▶ What is being asked:
Find the string "image" and gather every line that holds it.

━━ Excerpted data

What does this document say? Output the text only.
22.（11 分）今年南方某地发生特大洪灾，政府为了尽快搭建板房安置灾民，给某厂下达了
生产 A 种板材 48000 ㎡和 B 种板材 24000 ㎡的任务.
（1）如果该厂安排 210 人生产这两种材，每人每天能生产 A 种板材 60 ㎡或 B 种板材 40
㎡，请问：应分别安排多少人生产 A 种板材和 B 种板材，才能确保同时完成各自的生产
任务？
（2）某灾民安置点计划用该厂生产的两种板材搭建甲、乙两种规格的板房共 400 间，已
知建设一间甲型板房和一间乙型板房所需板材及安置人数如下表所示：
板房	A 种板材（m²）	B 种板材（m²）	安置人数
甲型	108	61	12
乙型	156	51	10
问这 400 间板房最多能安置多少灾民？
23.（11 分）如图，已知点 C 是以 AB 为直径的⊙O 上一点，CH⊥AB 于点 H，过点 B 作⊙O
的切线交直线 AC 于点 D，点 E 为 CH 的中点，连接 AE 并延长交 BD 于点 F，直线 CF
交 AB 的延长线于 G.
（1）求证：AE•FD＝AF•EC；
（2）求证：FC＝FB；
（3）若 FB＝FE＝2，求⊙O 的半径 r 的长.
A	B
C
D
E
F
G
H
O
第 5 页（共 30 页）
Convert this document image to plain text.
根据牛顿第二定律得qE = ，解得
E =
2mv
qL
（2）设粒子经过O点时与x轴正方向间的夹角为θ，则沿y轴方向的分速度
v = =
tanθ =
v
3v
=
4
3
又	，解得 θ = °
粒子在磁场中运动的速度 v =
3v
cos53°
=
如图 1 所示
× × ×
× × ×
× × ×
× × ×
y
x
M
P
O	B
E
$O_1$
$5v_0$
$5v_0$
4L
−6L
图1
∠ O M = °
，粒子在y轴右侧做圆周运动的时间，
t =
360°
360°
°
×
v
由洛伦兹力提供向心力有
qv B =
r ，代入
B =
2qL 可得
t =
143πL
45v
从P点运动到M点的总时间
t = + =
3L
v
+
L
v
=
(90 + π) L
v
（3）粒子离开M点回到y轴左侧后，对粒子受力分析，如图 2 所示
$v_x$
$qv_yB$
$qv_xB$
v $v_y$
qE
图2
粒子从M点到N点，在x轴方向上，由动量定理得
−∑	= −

━━━━
━━ Excerpted data

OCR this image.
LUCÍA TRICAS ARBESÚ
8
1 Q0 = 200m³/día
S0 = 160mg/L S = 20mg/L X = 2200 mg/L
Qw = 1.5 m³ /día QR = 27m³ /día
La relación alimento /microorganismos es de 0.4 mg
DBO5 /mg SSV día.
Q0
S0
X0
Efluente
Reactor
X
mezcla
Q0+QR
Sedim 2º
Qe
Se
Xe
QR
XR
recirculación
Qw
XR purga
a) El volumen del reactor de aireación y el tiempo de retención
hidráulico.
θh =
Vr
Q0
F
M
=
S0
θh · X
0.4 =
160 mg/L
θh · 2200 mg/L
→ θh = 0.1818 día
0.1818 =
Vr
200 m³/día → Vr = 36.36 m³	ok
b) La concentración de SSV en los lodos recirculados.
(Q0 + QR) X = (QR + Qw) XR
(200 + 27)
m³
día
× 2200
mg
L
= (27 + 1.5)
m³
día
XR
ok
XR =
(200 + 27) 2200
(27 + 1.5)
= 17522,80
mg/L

━━━━

▶ Result:
Convert this document image to plain text.
OCR this image.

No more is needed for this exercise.